(begin)
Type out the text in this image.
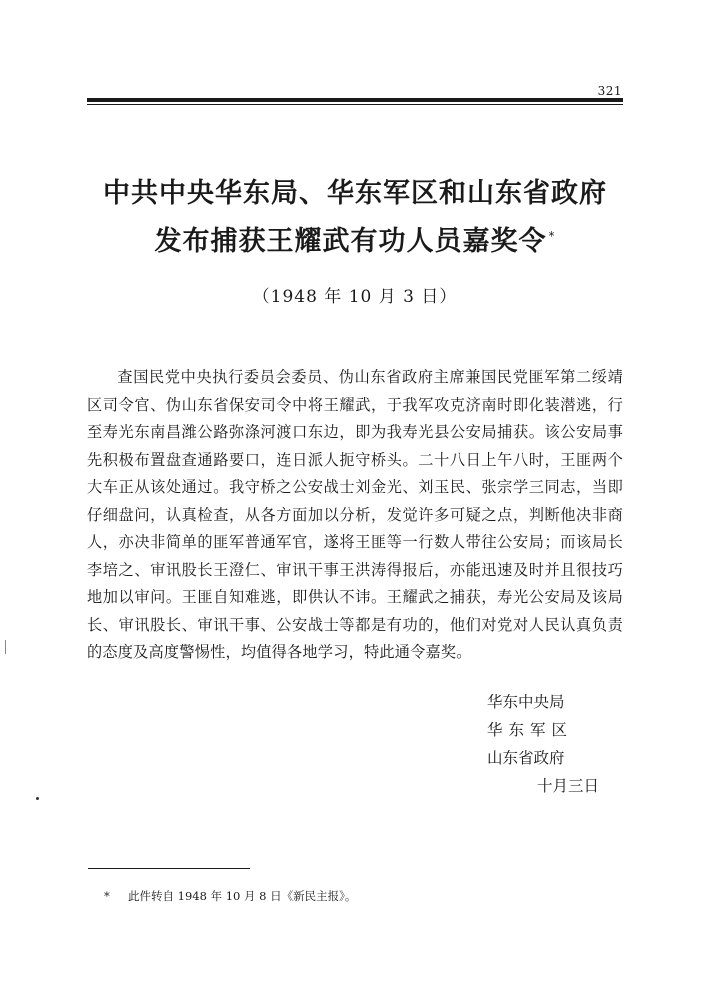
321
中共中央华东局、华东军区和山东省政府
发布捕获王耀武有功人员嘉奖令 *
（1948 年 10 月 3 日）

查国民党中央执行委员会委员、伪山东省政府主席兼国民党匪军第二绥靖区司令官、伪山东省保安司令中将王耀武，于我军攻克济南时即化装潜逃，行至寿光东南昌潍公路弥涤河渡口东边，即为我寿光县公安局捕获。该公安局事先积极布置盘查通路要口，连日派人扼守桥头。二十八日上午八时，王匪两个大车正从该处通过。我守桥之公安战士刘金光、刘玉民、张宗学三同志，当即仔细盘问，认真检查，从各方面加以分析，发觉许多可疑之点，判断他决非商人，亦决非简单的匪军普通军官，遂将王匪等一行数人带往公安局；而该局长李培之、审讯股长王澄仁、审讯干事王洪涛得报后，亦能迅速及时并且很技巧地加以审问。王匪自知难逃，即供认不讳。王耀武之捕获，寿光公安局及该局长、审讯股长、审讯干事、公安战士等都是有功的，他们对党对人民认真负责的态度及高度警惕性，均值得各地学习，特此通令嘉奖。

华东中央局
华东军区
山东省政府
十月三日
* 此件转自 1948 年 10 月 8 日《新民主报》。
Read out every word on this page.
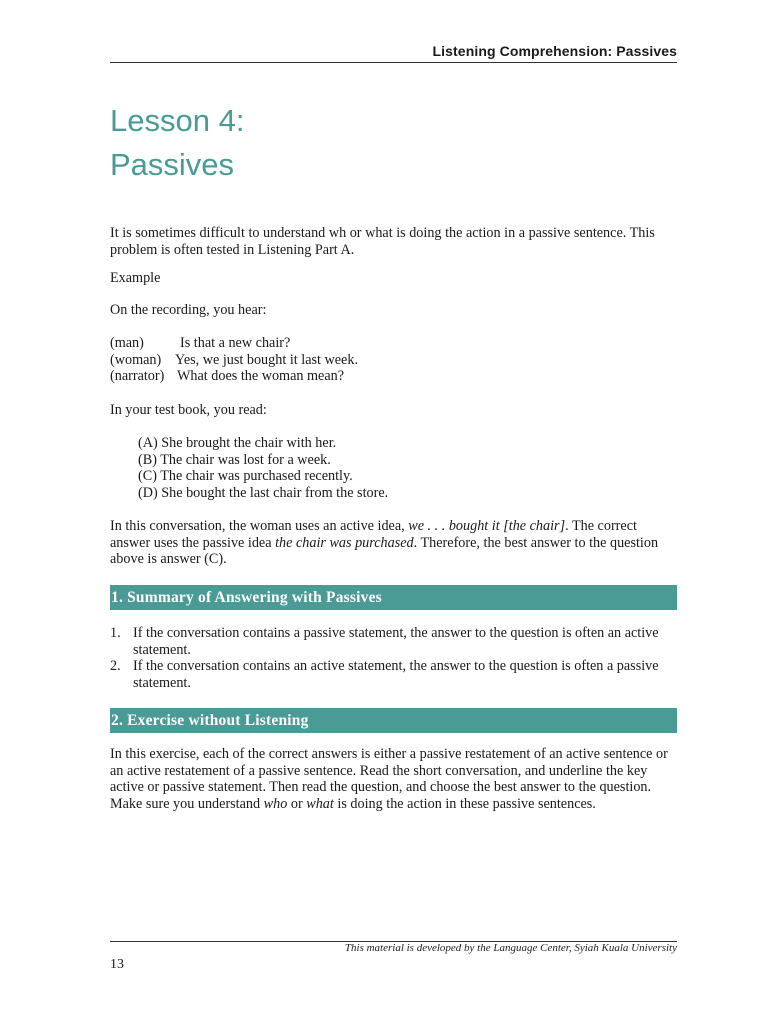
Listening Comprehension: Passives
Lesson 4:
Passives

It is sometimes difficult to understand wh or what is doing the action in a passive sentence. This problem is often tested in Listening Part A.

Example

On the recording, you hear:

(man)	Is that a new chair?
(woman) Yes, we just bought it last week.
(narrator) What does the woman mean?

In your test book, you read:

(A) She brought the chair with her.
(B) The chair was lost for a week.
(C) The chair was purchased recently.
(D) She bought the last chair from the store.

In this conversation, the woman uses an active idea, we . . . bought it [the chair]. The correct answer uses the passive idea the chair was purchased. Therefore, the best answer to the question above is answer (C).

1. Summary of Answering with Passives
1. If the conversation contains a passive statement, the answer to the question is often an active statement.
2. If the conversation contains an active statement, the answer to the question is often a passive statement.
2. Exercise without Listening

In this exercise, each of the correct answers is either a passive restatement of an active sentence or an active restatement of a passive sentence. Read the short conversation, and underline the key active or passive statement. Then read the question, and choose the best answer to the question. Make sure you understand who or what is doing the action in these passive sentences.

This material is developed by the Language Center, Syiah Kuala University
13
(end)
EXERCISE:
Print the records above exactly as they stand, but leave out the pictures.

FULL ANSWER:
Type out the text in this image.
321
中共中央华东局、华东军区和山东省政府
发布捕获王耀武有功人员嘉奖令 *
（1948 年 10 月 3 日）

查国民党中央执行委员会委员、伪山东省政府主席兼国民党匪军第二绥靖区司令官、伪山东省保安司令中将王耀武，于我军攻克济南时即化装潜逃，行至寿光东南昌潍公路弥涤河渡口东边，即为我寿光县公安局捕获。该公安局事先积极布置盘查通路要口，连日派人扼守桥头。二十八日上午八时，王匪两个大车正从该处通过。我守桥之公安战士刘金光、刘玉民、张宗学三同志，当即仔细盘问，认真检查，从各方面加以分析，发觉许多可疑之点，判断他决非商人，亦决非简单的匪军普通军官，遂将王匪等一行数人带往公安局；而该局长李培之、审讯股长王澄仁、审讯干事王洪涛得报后，亦能迅速及时并且很技巧地加以审问。王匪自知难逃，即供认不讳。王耀武之捕获，寿光公安局及该局长、审讯股长、审讯干事、公安战士等都是有功的，他们对党对人民认真负责的态度及高度警惕性，均值得各地学习，特此通令嘉奖。

华东中央局
华东军区
山东省政府
十月三日
* 此件转自 1948 年 10 月 8 日《新民主报》。
Read out every word on this page.
Listening Comprehension: Passives
Lesson 4:
Passives

It is sometimes difficult to understand wh or what is doing the action in a passive sentence. This problem is often tested in Listening Part A.

Example

On the recording, you hear:

(man)	Is that a new chair?
(woman) Yes, we just bought it last week.
(narrator) What does the woman mean?

In your test book, you read:

(A) She brought the chair with her.
(B) The chair was lost for a week.
(C) The chair was purchased recently.
(D) She bought the last chair from the store.

In this conversation, the woman uses an active idea, we . . . bought it [the chair]. The correct answer uses the passive idea the chair was purchased. Therefore, the best answer to the question above is answer (C).

1. Summary of Answering with Passives
1. If the conversation contains a passive statement, the answer to the question is often an active statement.
2. If the conversation contains an active statement, the answer to the question is often a passive statement.
2. Exercise without Listening

In this exercise, each of the correct answers is either a passive restatement of an active sentence or an active restatement of a passive sentence. Read the short conversation, and underline the key active or passive statement. Then read the question, and choose the best answer to the question. Make sure you understand who or what is doing the action in these passive sentences.

This material is developed by the Language Center, Syiah Kuala University
13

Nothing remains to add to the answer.